[Items from a figure collection]
┄┄┄┄┄┄┄┄┄┄

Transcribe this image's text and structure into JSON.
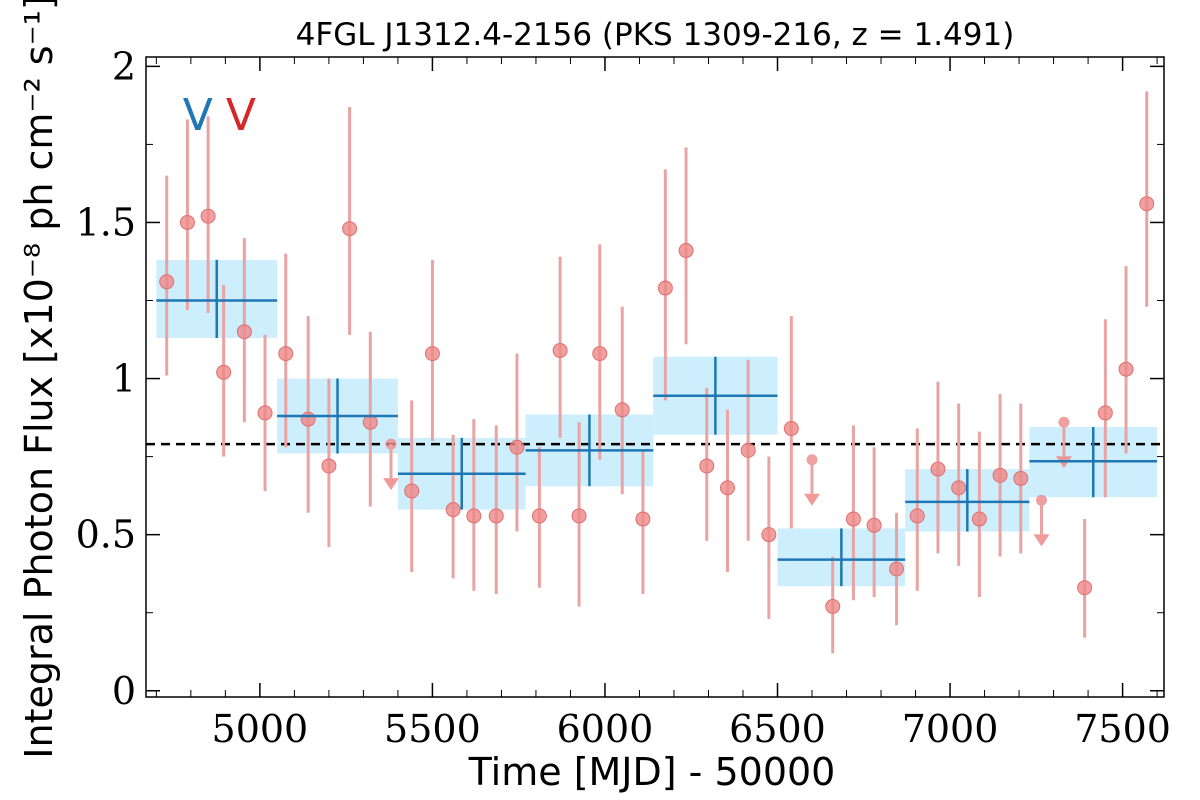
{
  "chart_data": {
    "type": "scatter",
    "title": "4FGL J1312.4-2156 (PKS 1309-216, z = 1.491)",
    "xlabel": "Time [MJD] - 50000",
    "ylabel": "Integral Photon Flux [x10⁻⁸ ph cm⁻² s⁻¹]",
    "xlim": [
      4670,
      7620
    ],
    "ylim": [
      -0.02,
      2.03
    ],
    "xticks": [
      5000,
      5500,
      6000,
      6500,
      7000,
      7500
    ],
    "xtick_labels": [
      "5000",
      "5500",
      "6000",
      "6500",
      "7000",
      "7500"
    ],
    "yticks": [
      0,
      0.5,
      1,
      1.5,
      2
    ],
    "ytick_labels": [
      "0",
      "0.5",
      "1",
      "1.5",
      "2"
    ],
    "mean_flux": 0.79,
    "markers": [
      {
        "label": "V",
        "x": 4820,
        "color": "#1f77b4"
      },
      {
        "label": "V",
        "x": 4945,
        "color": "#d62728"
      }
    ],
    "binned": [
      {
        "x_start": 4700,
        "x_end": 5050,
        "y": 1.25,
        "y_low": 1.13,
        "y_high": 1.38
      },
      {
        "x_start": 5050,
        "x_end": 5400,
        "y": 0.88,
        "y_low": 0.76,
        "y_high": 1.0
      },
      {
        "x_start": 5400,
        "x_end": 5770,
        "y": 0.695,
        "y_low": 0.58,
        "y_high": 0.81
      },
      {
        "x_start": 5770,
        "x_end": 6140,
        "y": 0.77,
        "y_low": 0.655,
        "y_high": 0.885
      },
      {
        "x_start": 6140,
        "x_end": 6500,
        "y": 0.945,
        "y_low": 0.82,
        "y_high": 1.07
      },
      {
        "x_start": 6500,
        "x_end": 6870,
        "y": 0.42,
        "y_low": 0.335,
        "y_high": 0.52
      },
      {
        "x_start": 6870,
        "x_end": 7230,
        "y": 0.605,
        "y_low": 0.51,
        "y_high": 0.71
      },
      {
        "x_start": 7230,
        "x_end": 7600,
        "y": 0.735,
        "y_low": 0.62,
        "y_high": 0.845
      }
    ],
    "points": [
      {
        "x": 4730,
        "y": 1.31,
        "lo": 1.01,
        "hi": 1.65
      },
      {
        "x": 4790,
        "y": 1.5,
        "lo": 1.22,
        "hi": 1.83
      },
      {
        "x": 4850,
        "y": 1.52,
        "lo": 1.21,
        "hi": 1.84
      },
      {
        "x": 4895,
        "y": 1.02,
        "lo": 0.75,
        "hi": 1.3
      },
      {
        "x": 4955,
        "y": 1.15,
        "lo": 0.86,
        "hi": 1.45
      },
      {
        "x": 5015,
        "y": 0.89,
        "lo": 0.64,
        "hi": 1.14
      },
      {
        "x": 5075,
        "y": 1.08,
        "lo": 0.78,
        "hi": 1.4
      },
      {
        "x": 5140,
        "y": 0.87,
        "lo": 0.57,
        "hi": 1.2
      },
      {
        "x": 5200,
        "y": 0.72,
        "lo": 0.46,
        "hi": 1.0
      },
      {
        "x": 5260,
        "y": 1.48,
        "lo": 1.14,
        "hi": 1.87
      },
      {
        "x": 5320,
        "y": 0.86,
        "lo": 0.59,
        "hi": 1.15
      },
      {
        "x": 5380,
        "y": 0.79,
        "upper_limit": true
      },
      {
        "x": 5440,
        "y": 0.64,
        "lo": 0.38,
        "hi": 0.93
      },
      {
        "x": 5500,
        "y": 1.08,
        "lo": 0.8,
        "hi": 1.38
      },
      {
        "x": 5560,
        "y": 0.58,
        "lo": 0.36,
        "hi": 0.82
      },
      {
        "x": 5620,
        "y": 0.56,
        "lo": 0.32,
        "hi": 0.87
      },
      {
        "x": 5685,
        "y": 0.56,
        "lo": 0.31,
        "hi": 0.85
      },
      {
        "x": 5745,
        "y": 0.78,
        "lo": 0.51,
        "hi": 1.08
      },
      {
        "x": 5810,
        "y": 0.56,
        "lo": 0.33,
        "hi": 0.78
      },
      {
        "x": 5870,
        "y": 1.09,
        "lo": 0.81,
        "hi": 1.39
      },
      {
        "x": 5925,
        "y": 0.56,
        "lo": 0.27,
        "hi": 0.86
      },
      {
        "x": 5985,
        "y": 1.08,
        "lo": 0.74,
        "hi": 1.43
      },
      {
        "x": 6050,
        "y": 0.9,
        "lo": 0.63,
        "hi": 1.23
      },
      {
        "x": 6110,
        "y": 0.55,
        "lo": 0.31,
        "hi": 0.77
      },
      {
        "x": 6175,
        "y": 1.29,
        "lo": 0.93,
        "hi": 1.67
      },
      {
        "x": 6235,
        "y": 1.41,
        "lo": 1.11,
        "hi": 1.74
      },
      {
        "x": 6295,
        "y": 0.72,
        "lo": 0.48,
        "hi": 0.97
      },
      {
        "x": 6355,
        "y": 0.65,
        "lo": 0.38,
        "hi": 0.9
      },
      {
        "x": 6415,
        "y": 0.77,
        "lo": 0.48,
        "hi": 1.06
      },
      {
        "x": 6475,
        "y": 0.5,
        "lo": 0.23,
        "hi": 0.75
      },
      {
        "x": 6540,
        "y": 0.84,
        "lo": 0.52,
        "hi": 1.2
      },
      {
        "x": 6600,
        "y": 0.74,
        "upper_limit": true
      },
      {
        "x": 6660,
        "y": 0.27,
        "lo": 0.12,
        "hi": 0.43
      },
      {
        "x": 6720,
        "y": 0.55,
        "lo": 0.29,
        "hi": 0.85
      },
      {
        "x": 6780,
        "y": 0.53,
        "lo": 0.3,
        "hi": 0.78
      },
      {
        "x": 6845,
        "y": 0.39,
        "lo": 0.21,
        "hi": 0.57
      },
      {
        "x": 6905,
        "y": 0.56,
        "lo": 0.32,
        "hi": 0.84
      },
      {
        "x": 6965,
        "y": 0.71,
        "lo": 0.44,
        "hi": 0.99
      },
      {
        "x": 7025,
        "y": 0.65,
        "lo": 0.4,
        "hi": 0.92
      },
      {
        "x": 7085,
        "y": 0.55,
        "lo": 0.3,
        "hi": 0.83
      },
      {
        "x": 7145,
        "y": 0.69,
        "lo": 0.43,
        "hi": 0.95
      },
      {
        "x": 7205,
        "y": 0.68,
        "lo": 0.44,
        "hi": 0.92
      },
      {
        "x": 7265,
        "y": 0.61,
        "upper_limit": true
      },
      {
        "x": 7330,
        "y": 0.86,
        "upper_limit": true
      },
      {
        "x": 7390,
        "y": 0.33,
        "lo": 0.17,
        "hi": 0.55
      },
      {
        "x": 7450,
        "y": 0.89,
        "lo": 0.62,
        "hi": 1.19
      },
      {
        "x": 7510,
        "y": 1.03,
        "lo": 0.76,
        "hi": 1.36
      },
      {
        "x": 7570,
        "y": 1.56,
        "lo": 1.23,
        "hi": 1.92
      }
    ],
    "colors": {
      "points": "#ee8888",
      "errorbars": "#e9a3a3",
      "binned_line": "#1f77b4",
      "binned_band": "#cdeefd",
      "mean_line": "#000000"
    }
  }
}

┄┄┄┄┄┄┄┄┄┄

*Given request*. Leave out the pictures and output every record above precisely as given.

*The solution*.
Transcribe this image's text and structure into JSON.
{
  "chart_data": {
    "type": "scatter",
    "title": "4FGL J1312.4-2156 (PKS 1309-216, z = 1.491)",
    "xlabel": "Time [MJD] - 50000",
    "ylabel": "Integral Photon Flux [x10⁻⁸ ph cm⁻² s⁻¹]",
    "xlim": [
      4670,
      7620
    ],
    "ylim": [
      -0.02,
      2.03
    ],
    "xticks": [
      5000,
      5500,
      6000,
      6500,
      7000,
      7500
    ],
    "xtick_labels": [
      "5000",
      "5500",
      "6000",
      "6500",
      "7000",
      "7500"
    ],
    "yticks": [
      0,
      0.5,
      1,
      1.5,
      2
    ],
    "ytick_labels": [
      "0",
      "0.5",
      "1",
      "1.5",
      "2"
    ],
    "mean_flux": 0.79,
    "markers": [
      {
        "label": "V",
        "x": 4820,
        "color": "#1f77b4"
      },
      {
        "label": "V",
        "x": 4945,
        "color": "#d62728"
      }
    ],
    "binned": [
      {
        "x_start": 4700,
        "x_end": 5050,
        "y": 1.25,
        "y_low": 1.13,
        "y_high": 1.38
      },
      {
        "x_start": 5050,
        "x_end": 5400,
        "y": 0.88,
        "y_low": 0.76,
        "y_high": 1.0
      },
      {
        "x_start": 5400,
        "x_end": 5770,
        "y": 0.695,
        "y_low": 0.58,
        "y_high": 0.81
      },
      {
        "x_start": 5770,
        "x_end": 6140,
        "y": 0.77,
        "y_low": 0.655,
        "y_high": 0.885
      },
      {
        "x_start": 6140,
        "x_end": 6500,
        "y": 0.945,
        "y_low": 0.82,
        "y_high": 1.07
      },
      {
        "x_start": 6500,
        "x_end": 6870,
        "y": 0.42,
        "y_low": 0.335,
        "y_high": 0.52
      },
      {
        "x_start": 6870,
        "x_end": 7230,
        "y": 0.605,
        "y_low": 0.51,
        "y_high": 0.71
      },
      {
        "x_start": 7230,
        "x_end": 7600,
        "y": 0.735,
        "y_low": 0.62,
        "y_high": 0.845
      }
    ],
    "points": [
      {
        "x": 4730,
        "y": 1.31,
        "lo": 1.01,
        "hi": 1.65
      },
      {
        "x": 4790,
        "y": 1.5,
        "lo": 1.22,
        "hi": 1.83
      },
      {
        "x": 4850,
        "y": 1.52,
        "lo": 1.21,
        "hi": 1.84
      },
      {
        "x": 4895,
        "y": 1.02,
        "lo": 0.75,
        "hi": 1.3
      },
      {
        "x": 4955,
        "y": 1.15,
        "lo": 0.86,
        "hi": 1.45
      },
      {
        "x": 5015,
        "y": 0.89,
        "lo": 0.64,
        "hi": 1.14
      },
      {
        "x": 5075,
        "y": 1.08,
        "lo": 0.78,
        "hi": 1.4
      },
      {
        "x": 5140,
        "y": 0.87,
        "lo": 0.57,
        "hi": 1.2
      },
      {
        "x": 5200,
        "y": 0.72,
        "lo": 0.46,
        "hi": 1.0
      },
      {
        "x": 5260,
        "y": 1.48,
        "lo": 1.14,
        "hi": 1.87
      },
      {
        "x": 5320,
        "y": 0.86,
        "lo": 0.59,
        "hi": 1.15
      },
      {
        "x": 5380,
        "y": 0.79,
        "upper_limit": true
      },
      {
        "x": 5440,
        "y": 0.64,
        "lo": 0.38,
        "hi": 0.93
      },
      {
        "x": 5500,
        "y": 1.08,
        "lo": 0.8,
        "hi": 1.38
      },
      {
        "x": 5560,
        "y": 0.58,
        "lo": 0.36,
        "hi": 0.82
      },
      {
        "x": 5620,
        "y": 0.56,
        "lo": 0.32,
        "hi": 0.87
      },
      {
        "x": 5685,
        "y": 0.56,
        "lo": 0.31,
        "hi": 0.85
      },
      {
        "x": 5745,
        "y": 0.78,
        "lo": 0.51,
        "hi": 1.08
      },
      {
        "x": 5810,
        "y": 0.56,
        "lo": 0.33,
        "hi": 0.78
      },
      {
        "x": 5870,
        "y": 1.09,
        "lo": 0.81,
        "hi": 1.39
      },
      {
        "x": 5925,
        "y": 0.56,
        "lo": 0.27,
        "hi": 0.86
      },
      {
        "x": 5985,
        "y": 1.08,
        "lo": 0.74,
        "hi": 1.43
      },
      {
        "x": 6050,
        "y": 0.9,
        "lo": 0.63,
        "hi": 1.23
      },
      {
        "x": 6110,
        "y": 0.55,
        "lo": 0.31,
        "hi": 0.77
      },
      {
        "x": 6175,
        "y": 1.29,
        "lo": 0.93,
        "hi": 1.67
      },
      {
        "x": 6235,
        "y": 1.41,
        "lo": 1.11,
        "hi": 1.74
      },
      {
        "x": 6295,
        "y": 0.72,
        "lo": 0.48,
        "hi": 0.97
      },
      {
        "x": 6355,
        "y": 0.65,
        "lo": 0.38,
        "hi": 0.9
      },
      {
        "x": 6415,
        "y": 0.77,
        "lo": 0.48,
        "hi": 1.06
      },
      {
        "x": 6475,
        "y": 0.5,
        "lo": 0.23,
        "hi": 0.75
      },
      {
        "x": 6540,
        "y": 0.84,
        "lo": 0.52,
        "hi": 1.2
      },
      {
        "x": 6600,
        "y": 0.74,
        "upper_limit": true
      },
      {
        "x": 6660,
        "y": 0.27,
        "lo": 0.12,
        "hi": 0.43
      },
      {
        "x": 6720,
        "y": 0.55,
        "lo": 0.29,
        "hi": 0.85
      },
      {
        "x": 6780,
        "y": 0.53,
        "lo": 0.3,
        "hi": 0.78
      },
      {
        "x": 6845,
        "y": 0.39,
        "lo": 0.21,
        "hi": 0.57
      },
      {
        "x": 6905,
        "y": 0.56,
        "lo": 0.32,
        "hi": 0.84
      },
      {
        "x": 6965,
        "y": 0.71,
        "lo": 0.44,
        "hi": 0.99
      },
      {
        "x": 7025,
        "y": 0.65,
        "lo": 0.4,
        "hi": 0.92
      },
      {
        "x": 7085,
        "y": 0.55,
        "lo": 0.3,
        "hi": 0.83
      },
      {
        "x": 7145,
        "y": 0.69,
        "lo": 0.43,
        "hi": 0.95
      },
      {
        "x": 7205,
        "y": 0.68,
        "lo": 0.44,
        "hi": 0.92
      },
      {
        "x": 7265,
        "y": 0.61,
        "upper_limit": true
      },
      {
        "x": 7330,
        "y": 0.86,
        "upper_limit": true
      },
      {
        "x": 7390,
        "y": 0.33,
        "lo": 0.17,
        "hi": 0.55
      },
      {
        "x": 7450,
        "y": 0.89,
        "lo": 0.62,
        "hi": 1.19
      },
      {
        "x": 7510,
        "y": 1.03,
        "lo": 0.76,
        "hi": 1.36
      },
      {
        "x": 7570,
        "y": 1.56,
        "lo": 1.23,
        "hi": 1.92
      }
    ],
    "colors": {
      "points": "#ee8888",
      "errorbars": "#e9a3a3",
      "binned_line": "#1f77b4",
      "binned_band": "#cdeefd",
      "mean_line": "#000000"
    }
  }
}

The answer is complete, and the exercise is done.